Saved entries
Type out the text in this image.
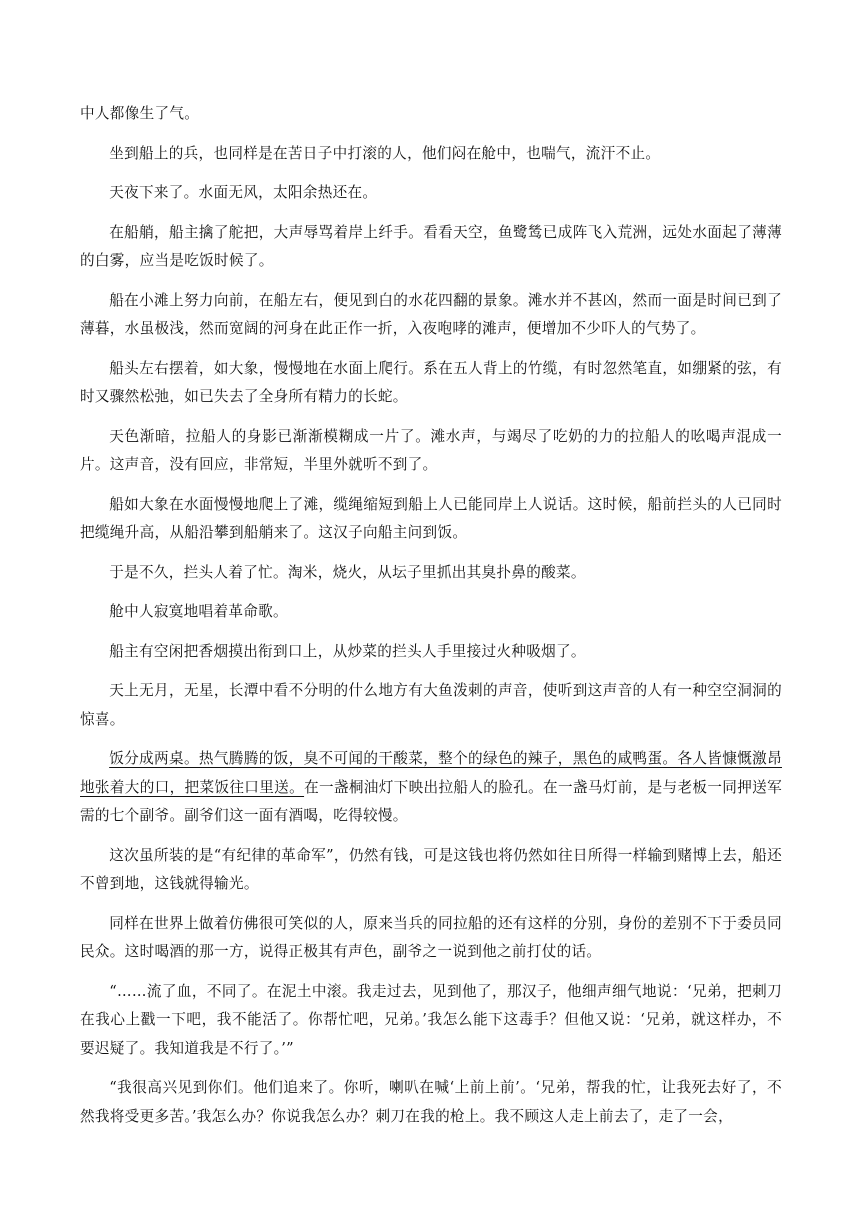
中人都像生了气。

坐到船上的兵，也同样是在苦日子中打滚的人，他们闷在舱中，也喘气，流汗不止。

天夜下来了。水面无风，太阳余热还在。

在船艄，船主擒了舵把，大声辱骂着岸上纤手。看看天空，鱼鹭鸶已成阵飞入荒洲，远处水面起了薄薄的白雾，应当是吃饭时候了。

船在小滩上努力向前，在船左右，便见到白的水花四翻的景象。滩水并不甚凶，然而一面是时间已到了薄暮，水虽极浅，然而宽阔的河身在此正作一折，入夜咆哮的滩声，便增加不少吓人的气势了。

船头左右摆着，如大象，慢慢地在水面上爬行。系在五人背上的竹缆，有时忽然笔直，如绷紧的弦，有时又骤然松弛，如已失去了全身所有精力的长蛇。

天色渐暗，拉船人的身影已渐渐模糊成一片了。滩水声，与竭尽了吃奶的力的拉船人的吆喝声混成一片。这声音，没有回应，非常短，半里外就听不到了。

船如大象在水面慢慢地爬上了滩，缆绳缩短到船上人已能同岸上人说话。这时候，船前拦头的人已同时把缆绳升高，从船沿攀到船艄来了。这汉子向船主问到饭。

于是不久，拦头人着了忙。淘米，烧火，从坛子里抓出其臭扑鼻的酸菜。

舱中人寂寞地唱着革命歌。

船主有空闲把香烟摸出衔到口上，从炒菜的拦头人手里接过火种吸烟了。

天上无月，无星，长潭中看不分明的什么地方有大鱼泼刺的声音，使听到这声音的人有一种空空洞洞的惊喜。

饭分成两桌。热气腾腾的饭，臭不可闻的干酸菜，整个的绿色的辣子，黑色的咸鸭蛋。各人皆慷慨激昂地张着大的口，把菜饭往口里送。在一盏桐油灯下映出拉船人的脸孔。在一盏马灯前，是与老板一同押送军需的七个副爷。副爷们这一面有酒喝，吃得较慢。

这次虽所装的是“有纪律的革命军”，仍然有钱，可是这钱也将仍然如往日所得一样输到赌博上去，船还不曾到地，这钱就得输光。

同样在世界上做着仿佛很可笑似的人，原来当兵的同拉船的还有这样的分别，身份的差别不下于委员同民众。这时喝酒的那一方，说得正极其有声色，副爷之一说到他之前打仗的话。

“……流了血，不同了。在泥土中滚。我走过去，见到他了，那汉子，他细声细气地说：‘兄弟，把刺刀在我心上戳一下吧，我不能活了。你帮忙吧，兄弟。’我怎么能下这毒手？但他又说：‘兄弟，就这样办，不要迟疑了。我知道我是不行了。’”

“我很高兴见到你们。他们追来了。你听，喇叭在喊‘上前上前’。‘兄弟，帮我的忙，让我死去好了，不然我将受更多苦。’我怎么办？你说我怎么办？刺刀在我的枪上。我不顾这人走上前去了，走了一会，
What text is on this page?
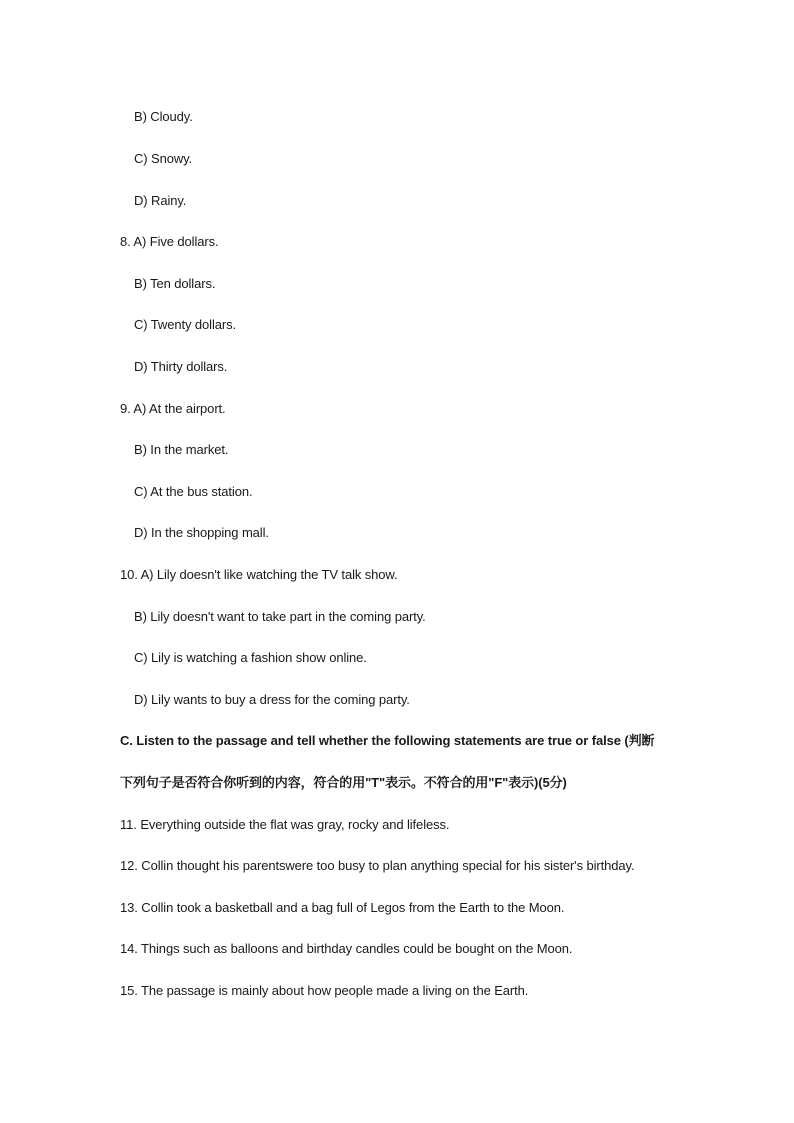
B) Cloudy.
C) Snowy.
D) Rainy.
8. A) Five dollars.
B) Ten dollars.
C) Twenty dollars.
D) Thirty dollars.
9. A) At the airport.
B) In the market.
C) At the bus station.
D) In the shopping mall.
10. A) Lily doesn't like watching the TV talk show.
B) Lily doesn't want to take part in the coming party.
C) Lily is watching a fashion show online.
D) Lily wants to buy a dress for the coming party.
C. Listen to the passage and tell whether the following statements are true or false (判断
下列句子是否符合你听到的内容，符合的用"T"表示。不符合的用"F"表示)(5分)
11. Everything outside the flat was gray, rocky and lifeless.
12. Collin thought his parentswere too busy to plan anything special for his sister's birthday.
13. Collin took a basketball and a bag full of Legos from the Earth to the Moon.
14. Things such as balloons and birthday candles could be bought on the Moon.
15. The passage is mainly about how people made a living on the Earth.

What to work on =
The data above needs to be retyped exactly, with the images left out.

Exercise response =
Type out the text in this image.
中人都像生了气。

坐到船上的兵，也同样是在苦日子中打滚的人，他们闷在舱中，也喘气，流汗不止。

天夜下来了。水面无风，太阳余热还在。

在船艄，船主擒了舵把，大声辱骂着岸上纤手。看看天空，鱼鹭鸶已成阵飞入荒洲，远处水面起了薄薄的白雾，应当是吃饭时候了。

船在小滩上努力向前，在船左右，便见到白的水花四翻的景象。滩水并不甚凶，然而一面是时间已到了薄暮，水虽极浅，然而宽阔的河身在此正作一折，入夜咆哮的滩声，便增加不少吓人的气势了。

船头左右摆着，如大象，慢慢地在水面上爬行。系在五人背上的竹缆，有时忽然笔直，如绷紧的弦，有时又骤然松弛，如已失去了全身所有精力的长蛇。

天色渐暗，拉船人的身影已渐渐模糊成一片了。滩水声，与竭尽了吃奶的力的拉船人的吆喝声混成一片。这声音，没有回应，非常短，半里外就听不到了。

船如大象在水面慢慢地爬上了滩，缆绳缩短到船上人已能同岸上人说话。这时候，船前拦头的人已同时把缆绳升高，从船沿攀到船艄来了。这汉子向船主问到饭。

于是不久，拦头人着了忙。淘米，烧火，从坛子里抓出其臭扑鼻的酸菜。

舱中人寂寞地唱着革命歌。

船主有空闲把香烟摸出衔到口上，从炒菜的拦头人手里接过火种吸烟了。

天上无月，无星，长潭中看不分明的什么地方有大鱼泼刺的声音，使听到这声音的人有一种空空洞洞的惊喜。

饭分成两桌。热气腾腾的饭，臭不可闻的干酸菜，整个的绿色的辣子，黑色的咸鸭蛋。各人皆慷慨激昂地张着大的口，把菜饭往口里送。在一盏桐油灯下映出拉船人的脸孔。在一盏马灯前，是与老板一同押送军需的七个副爷。副爷们这一面有酒喝，吃得较慢。

这次虽所装的是“有纪律的革命军”，仍然有钱，可是这钱也将仍然如往日所得一样输到赌博上去，船还不曾到地，这钱就得输光。

同样在世界上做着仿佛很可笑似的人，原来当兵的同拉船的还有这样的分别，身份的差别不下于委员同民众。这时喝酒的那一方，说得正极其有声色，副爷之一说到他之前打仗的话。

“……流了血，不同了。在泥土中滚。我走过去，见到他了，那汉子，他细声细气地说：‘兄弟，把刺刀在我心上戳一下吧，我不能活了。你帮忙吧，兄弟。’我怎么能下这毒手？但他又说：‘兄弟，就这样办，不要迟疑了。我知道我是不行了。’”

“我很高兴见到你们。他们追来了。你听，喇叭在喊‘上前上前’。‘兄弟，帮我的忙，让我死去好了，不然我将受更多苦。’我怎么办？你说我怎么办？刺刀在我的枪上。我不顾这人走上前去了，走了一会，
What text is on this page?
B) Cloudy.
C) Snowy.
D) Rainy.
8. A) Five dollars.
B) Ten dollars.
C) Twenty dollars.
D) Thirty dollars.
9. A) At the airport.
B) In the market.
C) At the bus station.
D) In the shopping mall.
10. A) Lily doesn't like watching the TV talk show.
B) Lily doesn't want to take part in the coming party.
C) Lily is watching a fashion show online.
D) Lily wants to buy a dress for the coming party.
C. Listen to the passage and tell whether the following statements are true or false (判断
下列句子是否符合你听到的内容，符合的用"T"表示。不符合的用"F"表示)(5分)
11. Everything outside the flat was gray, rocky and lifeless.
12. Collin thought his parentswere too busy to plan anything special for his sister's birthday.
13. Collin took a basketball and a bag full of Legos from the Earth to the Moon.
14. Things such as balloons and birthday candles could be bought on the Moon.
15. The passage is mainly about how people made a living on the Earth.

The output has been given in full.